** Required task **
Print the records below exactly as they appear.
**********
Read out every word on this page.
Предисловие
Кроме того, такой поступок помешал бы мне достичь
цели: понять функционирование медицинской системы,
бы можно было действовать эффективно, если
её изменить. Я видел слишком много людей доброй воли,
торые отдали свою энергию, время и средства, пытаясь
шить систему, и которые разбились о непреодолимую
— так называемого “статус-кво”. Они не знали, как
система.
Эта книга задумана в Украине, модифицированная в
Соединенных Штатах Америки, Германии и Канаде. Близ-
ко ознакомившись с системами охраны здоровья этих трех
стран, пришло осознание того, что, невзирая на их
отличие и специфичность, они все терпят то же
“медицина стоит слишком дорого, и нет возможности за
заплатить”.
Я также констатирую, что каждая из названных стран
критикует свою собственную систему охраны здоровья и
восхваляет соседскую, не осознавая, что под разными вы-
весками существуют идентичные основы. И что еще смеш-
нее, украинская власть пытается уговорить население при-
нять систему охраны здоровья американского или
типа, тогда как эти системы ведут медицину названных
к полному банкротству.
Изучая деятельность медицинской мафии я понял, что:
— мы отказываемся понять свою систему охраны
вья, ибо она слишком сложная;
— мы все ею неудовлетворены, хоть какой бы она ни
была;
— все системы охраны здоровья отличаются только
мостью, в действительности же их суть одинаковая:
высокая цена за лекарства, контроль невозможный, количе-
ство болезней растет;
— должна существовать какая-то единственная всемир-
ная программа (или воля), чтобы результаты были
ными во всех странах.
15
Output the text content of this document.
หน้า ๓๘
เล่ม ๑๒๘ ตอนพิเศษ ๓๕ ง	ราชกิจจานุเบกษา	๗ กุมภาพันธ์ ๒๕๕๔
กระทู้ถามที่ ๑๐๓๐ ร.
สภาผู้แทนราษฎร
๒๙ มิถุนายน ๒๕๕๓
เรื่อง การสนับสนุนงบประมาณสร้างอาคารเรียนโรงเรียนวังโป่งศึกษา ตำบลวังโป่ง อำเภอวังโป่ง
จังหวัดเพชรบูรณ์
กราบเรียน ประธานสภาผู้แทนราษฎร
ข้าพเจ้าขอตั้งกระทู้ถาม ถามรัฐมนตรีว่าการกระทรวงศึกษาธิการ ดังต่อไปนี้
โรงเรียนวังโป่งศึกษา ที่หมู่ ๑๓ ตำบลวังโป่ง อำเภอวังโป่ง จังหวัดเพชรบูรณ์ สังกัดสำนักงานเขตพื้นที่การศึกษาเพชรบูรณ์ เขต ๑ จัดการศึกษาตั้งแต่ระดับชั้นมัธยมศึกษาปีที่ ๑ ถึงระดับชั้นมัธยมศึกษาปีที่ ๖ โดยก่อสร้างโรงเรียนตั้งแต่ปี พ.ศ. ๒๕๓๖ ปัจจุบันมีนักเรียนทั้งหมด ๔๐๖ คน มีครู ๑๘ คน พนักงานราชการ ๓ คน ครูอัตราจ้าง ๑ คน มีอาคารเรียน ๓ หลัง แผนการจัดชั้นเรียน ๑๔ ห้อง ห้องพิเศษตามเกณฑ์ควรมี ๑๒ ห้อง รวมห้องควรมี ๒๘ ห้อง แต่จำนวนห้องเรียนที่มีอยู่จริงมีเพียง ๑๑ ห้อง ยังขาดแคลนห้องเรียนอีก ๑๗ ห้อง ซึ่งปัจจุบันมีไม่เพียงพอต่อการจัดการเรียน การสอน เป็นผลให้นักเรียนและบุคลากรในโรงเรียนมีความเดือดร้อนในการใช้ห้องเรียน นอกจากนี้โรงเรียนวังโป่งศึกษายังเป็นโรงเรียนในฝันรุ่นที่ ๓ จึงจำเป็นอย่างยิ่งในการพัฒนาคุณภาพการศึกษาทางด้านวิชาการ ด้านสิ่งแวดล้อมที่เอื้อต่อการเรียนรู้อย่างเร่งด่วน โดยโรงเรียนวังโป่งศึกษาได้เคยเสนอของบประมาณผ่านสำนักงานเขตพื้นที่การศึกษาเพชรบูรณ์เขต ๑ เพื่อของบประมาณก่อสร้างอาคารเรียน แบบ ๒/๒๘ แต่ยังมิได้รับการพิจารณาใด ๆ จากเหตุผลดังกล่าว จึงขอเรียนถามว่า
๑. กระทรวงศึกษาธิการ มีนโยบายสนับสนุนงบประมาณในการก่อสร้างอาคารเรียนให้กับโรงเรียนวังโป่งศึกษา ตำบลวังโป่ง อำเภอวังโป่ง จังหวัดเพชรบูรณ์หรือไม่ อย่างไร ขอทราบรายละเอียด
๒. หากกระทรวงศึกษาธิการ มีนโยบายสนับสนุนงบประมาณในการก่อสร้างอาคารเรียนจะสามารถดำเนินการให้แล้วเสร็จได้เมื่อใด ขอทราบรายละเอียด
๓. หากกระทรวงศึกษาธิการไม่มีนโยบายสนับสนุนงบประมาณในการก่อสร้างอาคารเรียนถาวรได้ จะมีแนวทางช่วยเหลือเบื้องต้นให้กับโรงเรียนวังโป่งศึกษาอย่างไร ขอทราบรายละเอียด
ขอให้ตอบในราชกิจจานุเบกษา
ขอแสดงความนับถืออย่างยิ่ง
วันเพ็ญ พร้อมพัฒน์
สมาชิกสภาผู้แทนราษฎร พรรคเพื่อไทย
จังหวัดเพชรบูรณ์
**********
** Task solution **
Read out every word on this page.
Предисловие
Кроме того, такой поступок помешал бы мне достичь
цели: понять функционирование медицинской системы,
бы можно было действовать эффективно, если
её изменить. Я видел слишком много людей доброй воли,
торые отдали свою энергию, время и средства, пытаясь
шить систему, и которые разбились о непреодолимую
— так называемого “статус-кво”. Они не знали, как
система.
Эта книга задумана в Украине, модифицированная в
Соединенных Штатах Америки, Германии и Канаде. Близ-
ко ознакомившись с системами охраны здоровья этих трех
стран, пришло осознание того, что, невзирая на их
отличие и специфичность, они все терпят то же
“медицина стоит слишком дорого, и нет возможности за
заплатить”.
Я также констатирую, что каждая из названных стран
критикует свою собственную систему охраны здоровья и
восхваляет соседскую, не осознавая, что под разными вы-
весками существуют идентичные основы. И что еще смеш-
нее, украинская власть пытается уговорить население при-
нять систему охраны здоровья американского или
типа, тогда как эти системы ведут медицину названных
к полному банкротству.
Изучая деятельность медицинской мафии я понял, что:
— мы отказываемся понять свою систему охраны
вья, ибо она слишком сложная;
— мы все ею неудовлетворены, хоть какой бы она ни
была;
— все системы охраны здоровья отличаются только
мостью, в действительности же их суть одинаковая:
высокая цена за лекарства, контроль невозможный, количе-
ство болезней растет;
— должна существовать какая-то единственная всемир-
ная программа (или воля), чтобы результаты были
ными во всех странах.
15
Output the text content of this document.
หน้า ๓๘
เล่ม ๑๒๘ ตอนพิเศษ ๓๕ ง	ราชกิจจานุเบกษา	๗ กุมภาพันธ์ ๒๕๕๔
กระทู้ถามที่ ๑๐๓๐ ร.
สภาผู้แทนราษฎร
๒๙ มิถุนายน ๒๕๕๓
เรื่อง การสนับสนุนงบประมาณสร้างอาคารเรียนโรงเรียนวังโป่งศึกษา ตำบลวังโป่ง อำเภอวังโป่ง
จังหวัดเพชรบูรณ์
กราบเรียน ประธานสภาผู้แทนราษฎร
ข้าพเจ้าขอตั้งกระทู้ถาม ถามรัฐมนตรีว่าการกระทรวงศึกษาธิการ ดังต่อไปนี้
โรงเรียนวังโป่งศึกษา ที่หมู่ ๑๓ ตำบลวังโป่ง อำเภอวังโป่ง จังหวัดเพชรบูรณ์ สังกัดสำนักงานเขตพื้นที่การศึกษาเพชรบูรณ์ เขต ๑ จัดการศึกษาตั้งแต่ระดับชั้นมัธยมศึกษาปีที่ ๑ ถึงระดับชั้นมัธยมศึกษาปีที่ ๖ โดยก่อสร้างโรงเรียนตั้งแต่ปี พ.ศ. ๒๕๓๖ ปัจจุบันมีนักเรียนทั้งหมด ๔๐๖ คน มีครู ๑๘ คน พนักงานราชการ ๓ คน ครูอัตราจ้าง ๑ คน มีอาคารเรียน ๓ หลัง แผนการจัดชั้นเรียน ๑๔ ห้อง ห้องพิเศษตามเกณฑ์ควรมี ๑๒ ห้อง รวมห้องควรมี ๒๘ ห้อง แต่จำนวนห้องเรียนที่มีอยู่จริงมีเพียง ๑๑ ห้อง ยังขาดแคลนห้องเรียนอีก ๑๗ ห้อง ซึ่งปัจจุบันมีไม่เพียงพอต่อการจัดการเรียน การสอน เป็นผลให้นักเรียนและบุคลากรในโรงเรียนมีความเดือดร้อนในการใช้ห้องเรียน นอกจากนี้โรงเรียนวังโป่งศึกษายังเป็นโรงเรียนในฝันรุ่นที่ ๓ จึงจำเป็นอย่างยิ่งในการพัฒนาคุณภาพการศึกษาทางด้านวิชาการ ด้านสิ่งแวดล้อมที่เอื้อต่อการเรียนรู้อย่างเร่งด่วน โดยโรงเรียนวังโป่งศึกษาได้เคยเสนอของบประมาณผ่านสำนักงานเขตพื้นที่การศึกษาเพชรบูรณ์เขต ๑ เพื่อของบประมาณก่อสร้างอาคารเรียน แบบ ๒/๒๘ แต่ยังมิได้รับการพิจารณาใด ๆ จากเหตุผลดังกล่าว จึงขอเรียนถามว่า
๑. กระทรวงศึกษาธิการ มีนโยบายสนับสนุนงบประมาณในการก่อสร้างอาคารเรียนให้กับโรงเรียนวังโป่งศึกษา ตำบลวังโป่ง อำเภอวังโป่ง จังหวัดเพชรบูรณ์หรือไม่ อย่างไร ขอทราบรายละเอียด
๒. หากกระทรวงศึกษาธิการ มีนโยบายสนับสนุนงบประมาณในการก่อสร้างอาคารเรียนจะสามารถดำเนินการให้แล้วเสร็จได้เมื่อใด ขอทราบรายละเอียด
๓. หากกระทรวงศึกษาธิการไม่มีนโยบายสนับสนุนงบประมาณในการก่อสร้างอาคารเรียนถาวรได้ จะมีแนวทางช่วยเหลือเบื้องต้นให้กับโรงเรียนวังโป่งศึกษาอย่างไร ขอทราบรายละเอียด
ขอให้ตอบในราชกิจจานุเบกษา
ขอแสดงความนับถืออย่างยิ่ง
วันเพ็ญ พร้อมพัฒน์
สมาชิกสภาผู้แทนราษฎร พรรคเพื่อไทย
จังหวัดเพชรบูรณ์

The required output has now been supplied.